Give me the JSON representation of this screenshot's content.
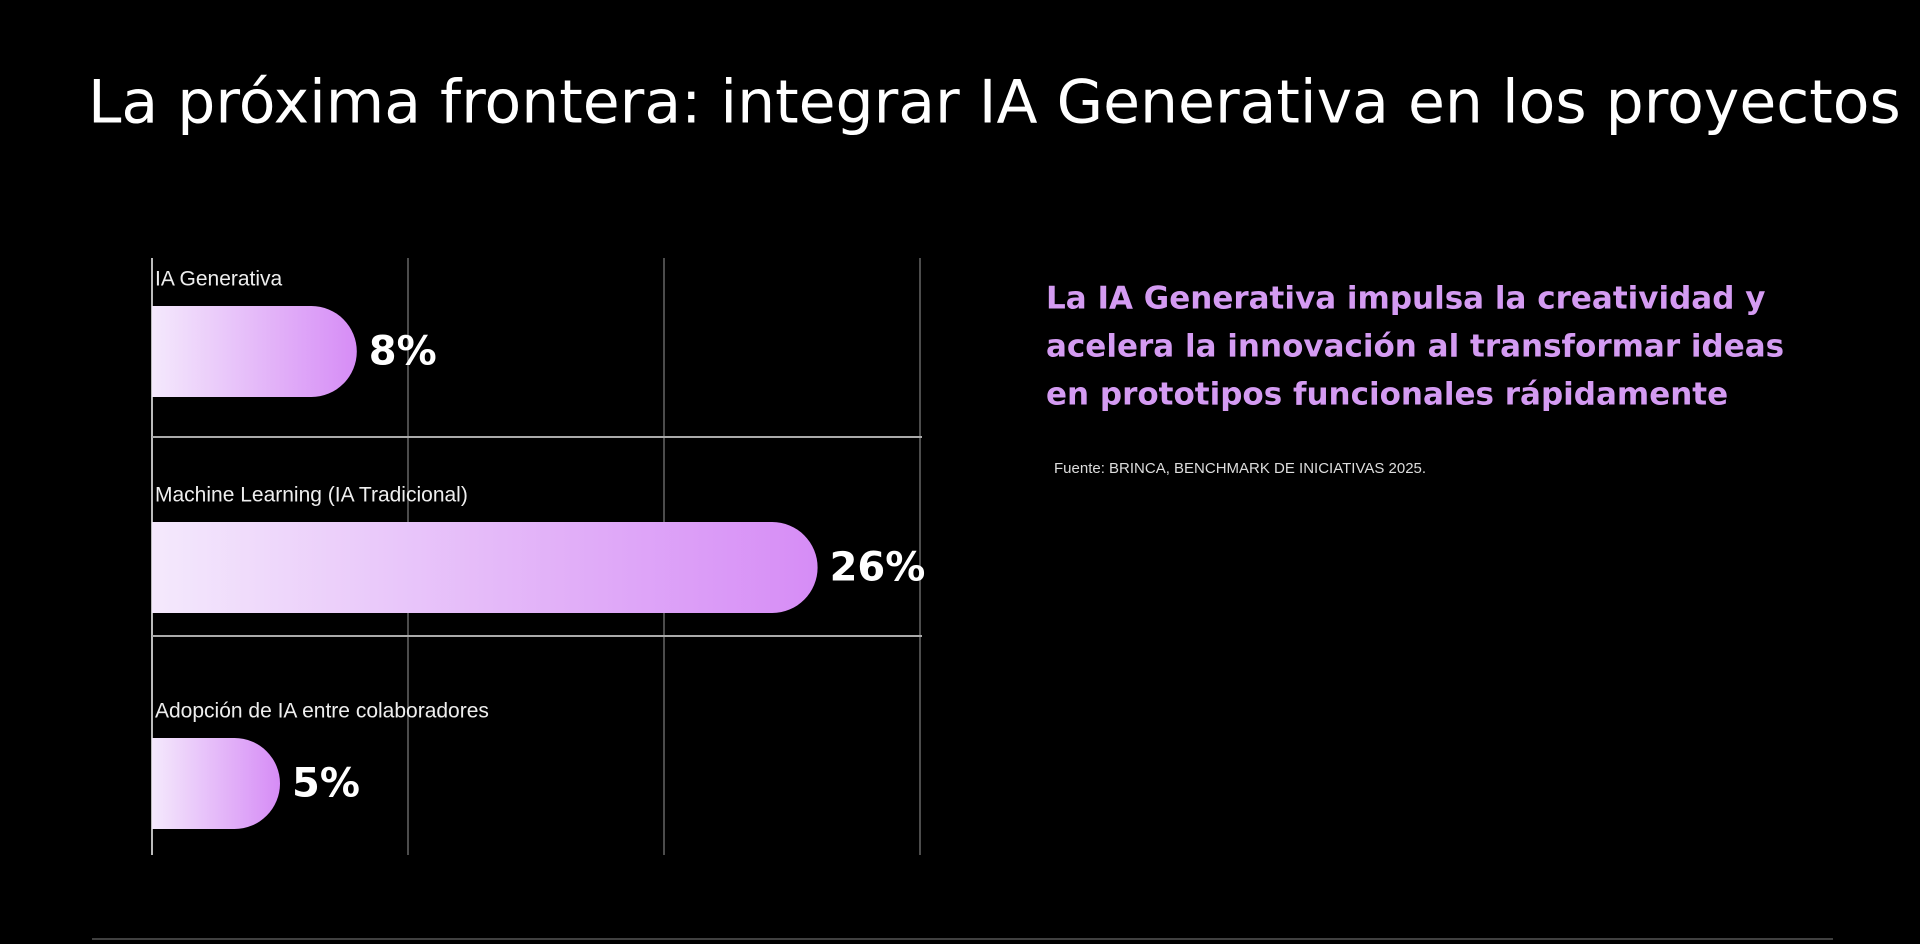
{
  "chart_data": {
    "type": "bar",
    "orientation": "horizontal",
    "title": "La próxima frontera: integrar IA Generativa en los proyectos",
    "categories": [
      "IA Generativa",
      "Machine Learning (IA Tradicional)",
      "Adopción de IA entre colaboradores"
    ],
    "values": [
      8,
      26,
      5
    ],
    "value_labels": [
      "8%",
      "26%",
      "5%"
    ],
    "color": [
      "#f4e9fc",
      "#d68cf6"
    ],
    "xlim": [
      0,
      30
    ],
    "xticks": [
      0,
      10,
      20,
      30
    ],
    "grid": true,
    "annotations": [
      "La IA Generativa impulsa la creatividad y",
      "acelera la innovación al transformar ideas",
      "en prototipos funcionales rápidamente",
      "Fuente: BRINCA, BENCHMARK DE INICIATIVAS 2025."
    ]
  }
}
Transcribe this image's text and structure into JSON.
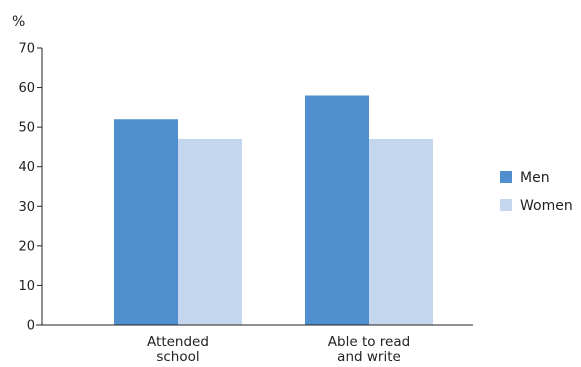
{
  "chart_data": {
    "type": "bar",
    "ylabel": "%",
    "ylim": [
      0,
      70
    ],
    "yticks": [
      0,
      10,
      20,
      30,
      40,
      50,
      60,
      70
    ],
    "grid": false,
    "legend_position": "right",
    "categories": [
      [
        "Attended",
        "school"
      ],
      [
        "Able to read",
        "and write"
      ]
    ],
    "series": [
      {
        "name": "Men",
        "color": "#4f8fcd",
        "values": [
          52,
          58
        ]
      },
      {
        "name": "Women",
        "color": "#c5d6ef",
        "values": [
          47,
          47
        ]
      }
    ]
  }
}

* * *

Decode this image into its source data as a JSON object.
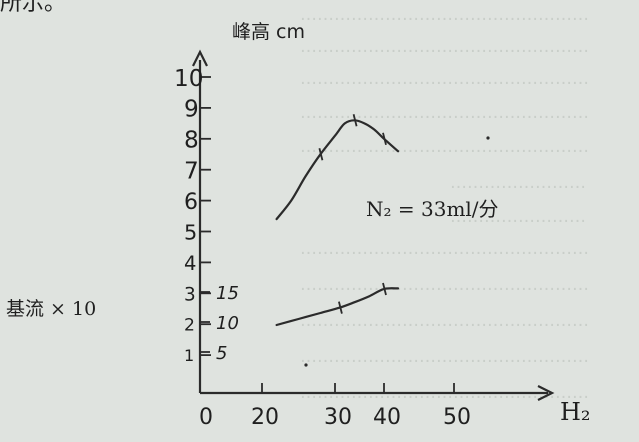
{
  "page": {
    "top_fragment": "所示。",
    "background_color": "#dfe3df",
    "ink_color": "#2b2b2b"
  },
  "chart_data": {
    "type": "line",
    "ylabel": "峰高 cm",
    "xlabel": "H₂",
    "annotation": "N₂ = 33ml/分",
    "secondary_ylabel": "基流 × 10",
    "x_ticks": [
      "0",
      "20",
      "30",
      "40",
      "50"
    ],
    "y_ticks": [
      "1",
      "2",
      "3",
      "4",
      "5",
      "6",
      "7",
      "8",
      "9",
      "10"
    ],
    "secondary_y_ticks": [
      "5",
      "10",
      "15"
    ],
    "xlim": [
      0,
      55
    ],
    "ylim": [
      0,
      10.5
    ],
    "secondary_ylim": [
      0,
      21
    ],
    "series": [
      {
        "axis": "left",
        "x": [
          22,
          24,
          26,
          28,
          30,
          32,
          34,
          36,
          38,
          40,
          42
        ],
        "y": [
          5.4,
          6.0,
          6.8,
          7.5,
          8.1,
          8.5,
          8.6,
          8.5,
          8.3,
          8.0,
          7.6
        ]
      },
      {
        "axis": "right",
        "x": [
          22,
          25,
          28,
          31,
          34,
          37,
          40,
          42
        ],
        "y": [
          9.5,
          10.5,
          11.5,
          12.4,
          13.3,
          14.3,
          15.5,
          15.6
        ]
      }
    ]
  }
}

## What is required
Look through the data above. Find each line with the string "image" and copy it.

## Task result
Transcribe this image's text and structure into JSON.
Decode this image into its source data as a JSON object.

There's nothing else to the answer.